----- Material for this exercise
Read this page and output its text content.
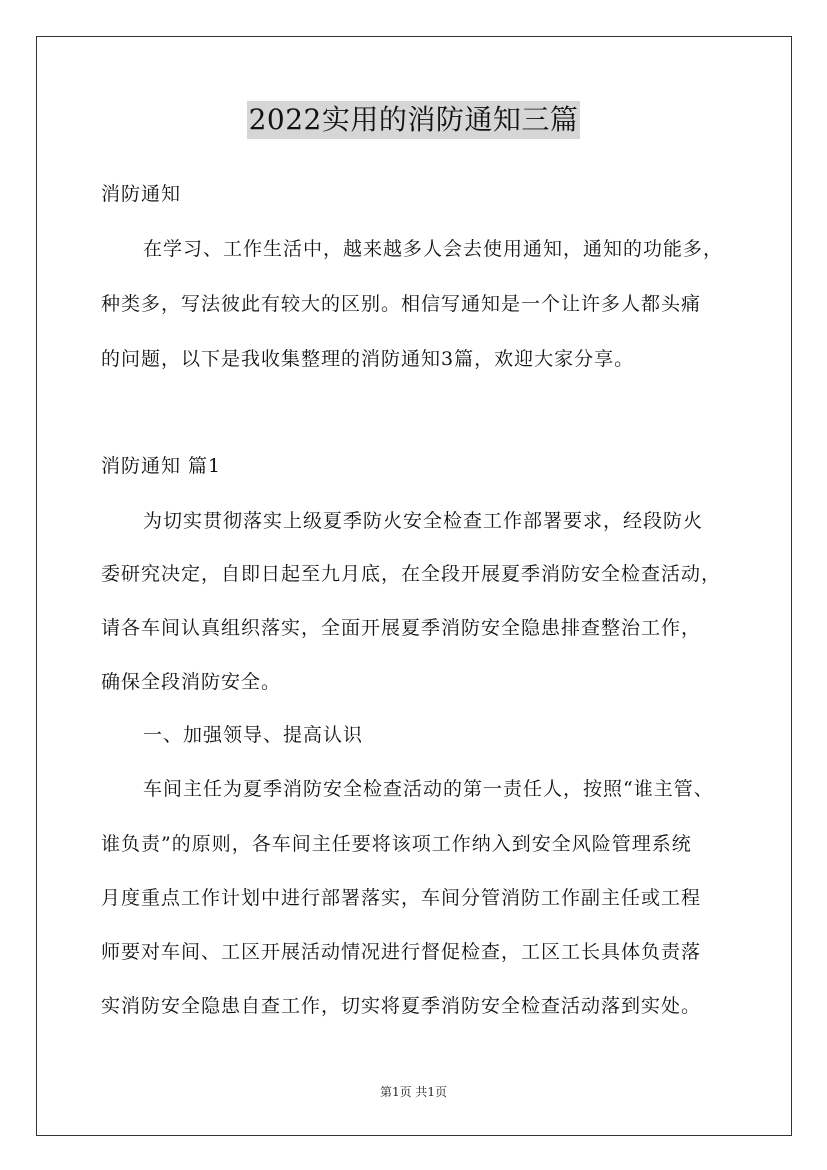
2022实用的消防通知三篇
消防通知
在学习、工作生活中，越来越多人会去使用通知，通知的功能多，
种类多，写法彼此有较大的区别。相信写通知是一个让许多人都头痛
的问题，以下是我收集整理的消防通知3篇，欢迎大家分享。
消防通知 篇1
为切实贯彻落实上级夏季防火安全检查工作部署要求，经段防火
委研究决定，自即日起至九月底，在全段开展夏季消防安全检查活动，
请各车间认真组织落实，全面开展夏季消防安全隐患排查整治工作，
确保全段消防安全。
一、加强领导、提高认识
车间主任为夏季消防安全检查活动的第一责任人，按照“谁主管、
谁负责”的原则，各车间主任要将该项工作纳入到安全风险管理系统
月度重点工作计划中进行部署落实，车间分管消防工作副主任或工程
师要对车间、工区开展活动情况进行督促检查，工区工长具体负责落
实消防安全隐患自查工作，切实将夏季消防安全检查活动落到实处。
第1页 共1页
----------
Set task: Retype the whole listing exactly and leave the pictures out.

The result:
Read this page and output its text content.
2022实用的消防通知三篇
消防通知
在学习、工作生活中，越来越多人会去使用通知，通知的功能多，
种类多，写法彼此有较大的区别。相信写通知是一个让许多人都头痛
的问题，以下是我收集整理的消防通知3篇，欢迎大家分享。
消防通知 篇1
为切实贯彻落实上级夏季防火安全检查工作部署要求，经段防火
委研究决定，自即日起至九月底，在全段开展夏季消防安全检查活动，
请各车间认真组织落实，全面开展夏季消防安全隐患排查整治工作，
确保全段消防安全。
一、加强领导、提高认识
车间主任为夏季消防安全检查活动的第一责任人，按照“谁主管、
谁负责”的原则，各车间主任要将该项工作纳入到安全风险管理系统
月度重点工作计划中进行部署落实，车间分管消防工作副主任或工程
师要对车间、工区开展活动情况进行督促检查，工区工长具体负责落
实消防安全隐患自查工作，切实将夏季消防安全检查活动落到实处。
第1页 共1页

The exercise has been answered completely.